* [To do]:
Transcribe the listing exactly, leaving out every picture.

* [Task material]:
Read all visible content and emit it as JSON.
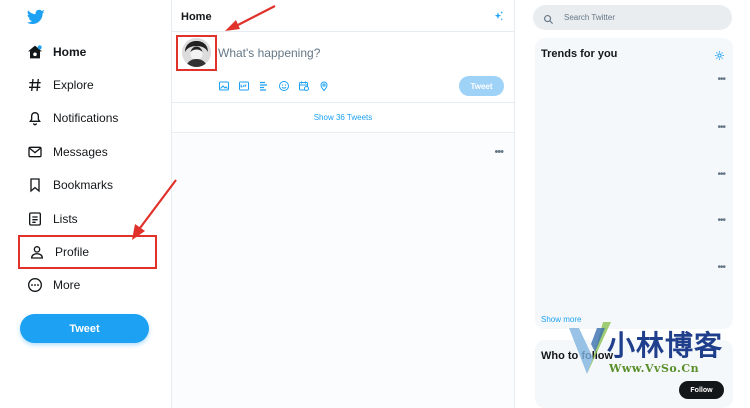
{
  "sidebar": {
    "logo": "twitter-bird-icon",
    "items": [
      {
        "label": "Home",
        "icon": "home-icon",
        "active": true
      },
      {
        "label": "Explore",
        "icon": "hashtag-icon",
        "active": false
      },
      {
        "label": "Notifications",
        "icon": "bell-icon",
        "active": false
      },
      {
        "label": "Messages",
        "icon": "envelope-icon",
        "active": false
      },
      {
        "label": "Bookmarks",
        "icon": "bookmark-icon",
        "active": false
      },
      {
        "label": "Lists",
        "icon": "list-icon",
        "active": false
      },
      {
        "label": "Profile",
        "icon": "person-icon",
        "active": false
      },
      {
        "label": "More",
        "icon": "more-circle-icon",
        "active": false
      }
    ],
    "tweet_button": "Tweet"
  },
  "main": {
    "title": "Home",
    "compose": {
      "placeholder": "What's happening?",
      "tweet_button": "Tweet"
    },
    "show_tweets": "Show 36 Tweets"
  },
  "right": {
    "search_placeholder": "Search Twitter",
    "trends_title": "Trends for you",
    "show_more": "Show more",
    "who_title": "Who to follow",
    "follow_button": "Follow"
  },
  "watermark": {
    "title": "小林博客",
    "url": "Www.VvSo.Cn"
  },
  "colors": {
    "brand": "#1da1f2",
    "highlight": "#e0312b",
    "text": "#14171a",
    "muted": "#657786"
  }
}
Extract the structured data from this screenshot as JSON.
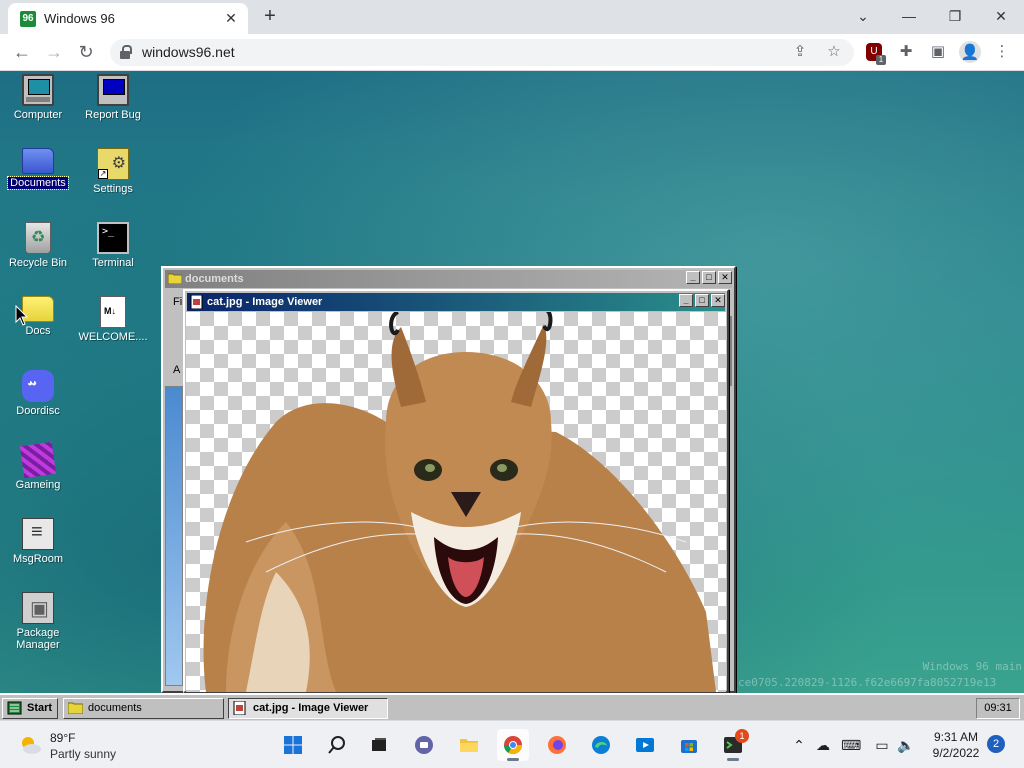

* [Solution]:
Read all visible content and emit it as JSON.
{
  "sidebar": {
    "logo": "twitter-bird-icon",
    "items": [
      {
        "label": "Home",
        "icon": "home-icon",
        "active": true
      },
      {
        "label": "Explore",
        "icon": "hashtag-icon",
        "active": false
      },
      {
        "label": "Notifications",
        "icon": "bell-icon",
        "active": false
      },
      {
        "label": "Messages",
        "icon": "envelope-icon",
        "active": false
      },
      {
        "label": "Bookmarks",
        "icon": "bookmark-icon",
        "active": false
      },
      {
        "label": "Lists",
        "icon": "list-icon",
        "active": false
      },
      {
        "label": "Profile",
        "icon": "person-icon",
        "active": false
      },
      {
        "label": "More",
        "icon": "more-circle-icon",
        "active": false
      }
    ],
    "tweet_button": "Tweet"
  },
  "main": {
    "title": "Home",
    "compose": {
      "placeholder": "What's happening?",
      "tweet_button": "Tweet"
    },
    "show_tweets": "Show 36 Tweets"
  },
  "right": {
    "search_placeholder": "Search Twitter",
    "trends_title": "Trends for you",
    "show_more": "Show more",
    "who_title": "Who to follow",
    "follow_button": "Follow"
  },
  "watermark": {
    "title": "小林博客",
    "url": "Www.VvSo.Cn"
  },
  "colors": {
    "brand": "#1da1f2",
    "highlight": "#e0312b",
    "text": "#14171a",
    "muted": "#657786"
  }
}
Extract the structured data from this screenshot as JSON.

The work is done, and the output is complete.